• **PROBLEM**
Return all the data, word for word.

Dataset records
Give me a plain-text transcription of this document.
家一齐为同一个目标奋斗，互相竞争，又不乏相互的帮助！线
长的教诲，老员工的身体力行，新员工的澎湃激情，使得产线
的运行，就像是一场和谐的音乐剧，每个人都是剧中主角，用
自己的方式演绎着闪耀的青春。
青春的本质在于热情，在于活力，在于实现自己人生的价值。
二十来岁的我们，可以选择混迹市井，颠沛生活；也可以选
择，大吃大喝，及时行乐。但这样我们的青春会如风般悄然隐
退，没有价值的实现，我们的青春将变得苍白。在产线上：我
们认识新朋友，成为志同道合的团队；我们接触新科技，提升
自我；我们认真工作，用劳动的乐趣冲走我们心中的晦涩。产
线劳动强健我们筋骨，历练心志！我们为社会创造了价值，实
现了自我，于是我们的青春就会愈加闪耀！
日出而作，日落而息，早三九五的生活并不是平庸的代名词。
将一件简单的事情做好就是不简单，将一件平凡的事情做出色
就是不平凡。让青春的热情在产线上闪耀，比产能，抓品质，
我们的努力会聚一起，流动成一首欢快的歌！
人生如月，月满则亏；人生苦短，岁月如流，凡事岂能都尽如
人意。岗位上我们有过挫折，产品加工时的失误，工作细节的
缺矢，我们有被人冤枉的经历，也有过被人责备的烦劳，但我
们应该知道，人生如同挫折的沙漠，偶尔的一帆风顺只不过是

• **ANSWER TO THIS TASK**
Give me a plain-text transcription of this document.
家一齐为同一个目标奋斗，互相竞争，又不乏相互的帮助！线
长的教诲，老员工的身体力行，新员工的澎湃激情，使得产线
的运行，就像是一场和谐的音乐剧，每个人都是剧中主角，用
自己的方式演绎着闪耀的青春。
青春的本质在于热情，在于活力，在于实现自己人生的价值。
二十来岁的我们，可以选择混迹市井，颠沛生活；也可以选
择，大吃大喝，及时行乐。但这样我们的青春会如风般悄然隐
退，没有价值的实现，我们的青春将变得苍白。在产线上：我
们认识新朋友，成为志同道合的团队；我们接触新科技，提升
自我；我们认真工作，用劳动的乐趣冲走我们心中的晦涩。产
线劳动强健我们筋骨，历练心志！我们为社会创造了价值，实
现了自我，于是我们的青春就会愈加闪耀！
日出而作，日落而息，早三九五的生活并不是平庸的代名词。
将一件简单的事情做好就是不简单，将一件平凡的事情做出色
就是不平凡。让青春的热情在产线上闪耀，比产能，抓品质，
我们的努力会聚一起，流动成一首欢快的歌！
人生如月，月满则亏；人生苦短，岁月如流，凡事岂能都尽如
人意。岗位上我们有过挫折，产品加工时的失误，工作细节的
缺矢，我们有被人冤枉的经历，也有过被人责备的烦劳，但我
们应该知道，人生如同挫折的沙漠，偶尔的一帆风顺只不过是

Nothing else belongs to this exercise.